__Problem details__.
How many lines in the records below contain the word "coordinate"? Give only the number.

— START Entries shown —

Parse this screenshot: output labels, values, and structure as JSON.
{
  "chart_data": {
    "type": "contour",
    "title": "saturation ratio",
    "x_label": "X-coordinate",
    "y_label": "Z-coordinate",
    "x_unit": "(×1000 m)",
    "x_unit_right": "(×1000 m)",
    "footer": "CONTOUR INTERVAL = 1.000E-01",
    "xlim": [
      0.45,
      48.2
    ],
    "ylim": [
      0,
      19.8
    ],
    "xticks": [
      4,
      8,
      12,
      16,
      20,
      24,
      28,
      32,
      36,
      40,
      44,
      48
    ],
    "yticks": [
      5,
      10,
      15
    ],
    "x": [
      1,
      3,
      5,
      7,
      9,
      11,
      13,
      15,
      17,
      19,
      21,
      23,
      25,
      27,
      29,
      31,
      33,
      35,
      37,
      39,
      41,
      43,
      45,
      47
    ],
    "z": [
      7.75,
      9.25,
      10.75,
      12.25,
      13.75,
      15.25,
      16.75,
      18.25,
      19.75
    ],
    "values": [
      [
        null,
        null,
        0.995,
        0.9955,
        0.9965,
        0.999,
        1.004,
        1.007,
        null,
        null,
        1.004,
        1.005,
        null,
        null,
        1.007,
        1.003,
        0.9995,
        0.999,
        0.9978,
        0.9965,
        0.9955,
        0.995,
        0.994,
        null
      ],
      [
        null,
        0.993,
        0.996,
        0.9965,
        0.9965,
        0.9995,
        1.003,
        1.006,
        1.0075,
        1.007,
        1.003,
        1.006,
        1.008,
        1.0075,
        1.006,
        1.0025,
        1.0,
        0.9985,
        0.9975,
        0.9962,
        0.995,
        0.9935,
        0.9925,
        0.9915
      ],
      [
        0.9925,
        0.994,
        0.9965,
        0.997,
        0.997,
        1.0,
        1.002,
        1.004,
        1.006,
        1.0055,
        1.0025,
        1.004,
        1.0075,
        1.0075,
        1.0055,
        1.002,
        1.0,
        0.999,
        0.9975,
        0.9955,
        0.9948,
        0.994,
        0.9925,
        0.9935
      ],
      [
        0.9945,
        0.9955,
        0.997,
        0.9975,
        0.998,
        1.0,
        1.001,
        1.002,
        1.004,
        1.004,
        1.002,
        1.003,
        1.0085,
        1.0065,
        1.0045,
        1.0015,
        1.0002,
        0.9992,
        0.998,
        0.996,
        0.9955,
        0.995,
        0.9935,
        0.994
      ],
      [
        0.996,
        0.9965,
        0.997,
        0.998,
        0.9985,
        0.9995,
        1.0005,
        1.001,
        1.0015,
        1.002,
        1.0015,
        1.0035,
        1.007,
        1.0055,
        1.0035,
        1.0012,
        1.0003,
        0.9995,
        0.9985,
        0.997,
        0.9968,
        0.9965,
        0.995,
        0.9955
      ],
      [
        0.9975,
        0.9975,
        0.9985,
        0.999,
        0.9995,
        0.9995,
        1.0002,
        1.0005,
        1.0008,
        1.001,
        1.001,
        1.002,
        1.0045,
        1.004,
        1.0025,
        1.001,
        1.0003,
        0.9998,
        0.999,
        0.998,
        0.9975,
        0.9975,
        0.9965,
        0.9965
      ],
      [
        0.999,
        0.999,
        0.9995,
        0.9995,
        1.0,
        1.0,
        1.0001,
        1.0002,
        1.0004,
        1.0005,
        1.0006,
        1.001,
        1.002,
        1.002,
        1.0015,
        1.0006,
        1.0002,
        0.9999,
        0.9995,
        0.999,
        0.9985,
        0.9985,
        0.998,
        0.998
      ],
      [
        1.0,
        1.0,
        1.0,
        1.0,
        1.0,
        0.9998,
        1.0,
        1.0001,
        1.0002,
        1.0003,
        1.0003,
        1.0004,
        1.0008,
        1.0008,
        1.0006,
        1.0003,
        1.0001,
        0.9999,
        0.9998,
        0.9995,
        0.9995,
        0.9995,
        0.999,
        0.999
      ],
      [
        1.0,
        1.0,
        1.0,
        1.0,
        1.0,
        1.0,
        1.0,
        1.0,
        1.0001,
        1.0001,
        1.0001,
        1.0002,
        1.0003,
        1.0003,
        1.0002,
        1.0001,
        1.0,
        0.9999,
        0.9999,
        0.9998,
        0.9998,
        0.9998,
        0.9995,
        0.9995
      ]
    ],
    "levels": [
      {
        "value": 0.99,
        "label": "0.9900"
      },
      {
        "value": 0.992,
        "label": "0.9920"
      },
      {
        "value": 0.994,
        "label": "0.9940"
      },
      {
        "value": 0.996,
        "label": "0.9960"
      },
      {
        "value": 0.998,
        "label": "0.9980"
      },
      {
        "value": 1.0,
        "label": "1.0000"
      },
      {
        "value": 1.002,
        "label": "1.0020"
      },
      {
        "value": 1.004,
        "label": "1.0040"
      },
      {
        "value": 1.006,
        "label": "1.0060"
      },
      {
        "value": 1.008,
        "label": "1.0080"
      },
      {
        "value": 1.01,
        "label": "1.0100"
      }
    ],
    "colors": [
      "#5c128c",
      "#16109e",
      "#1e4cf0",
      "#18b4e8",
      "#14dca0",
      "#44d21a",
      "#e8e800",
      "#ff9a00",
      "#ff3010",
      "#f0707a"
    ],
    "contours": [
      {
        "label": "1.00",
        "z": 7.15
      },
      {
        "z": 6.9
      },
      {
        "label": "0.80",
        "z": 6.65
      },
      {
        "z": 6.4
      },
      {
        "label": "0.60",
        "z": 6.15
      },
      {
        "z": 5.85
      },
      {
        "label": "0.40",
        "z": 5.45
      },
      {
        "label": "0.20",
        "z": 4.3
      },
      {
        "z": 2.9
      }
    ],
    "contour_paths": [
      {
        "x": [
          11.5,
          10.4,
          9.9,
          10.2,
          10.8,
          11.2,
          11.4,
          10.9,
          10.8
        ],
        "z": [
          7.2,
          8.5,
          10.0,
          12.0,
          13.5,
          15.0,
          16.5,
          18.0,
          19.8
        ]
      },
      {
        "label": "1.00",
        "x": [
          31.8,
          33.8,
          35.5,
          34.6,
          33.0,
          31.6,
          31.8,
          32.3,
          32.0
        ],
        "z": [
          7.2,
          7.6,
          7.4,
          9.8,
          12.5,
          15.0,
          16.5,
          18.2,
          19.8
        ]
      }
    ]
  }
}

— END Entries shown —

__Problem solution__.
2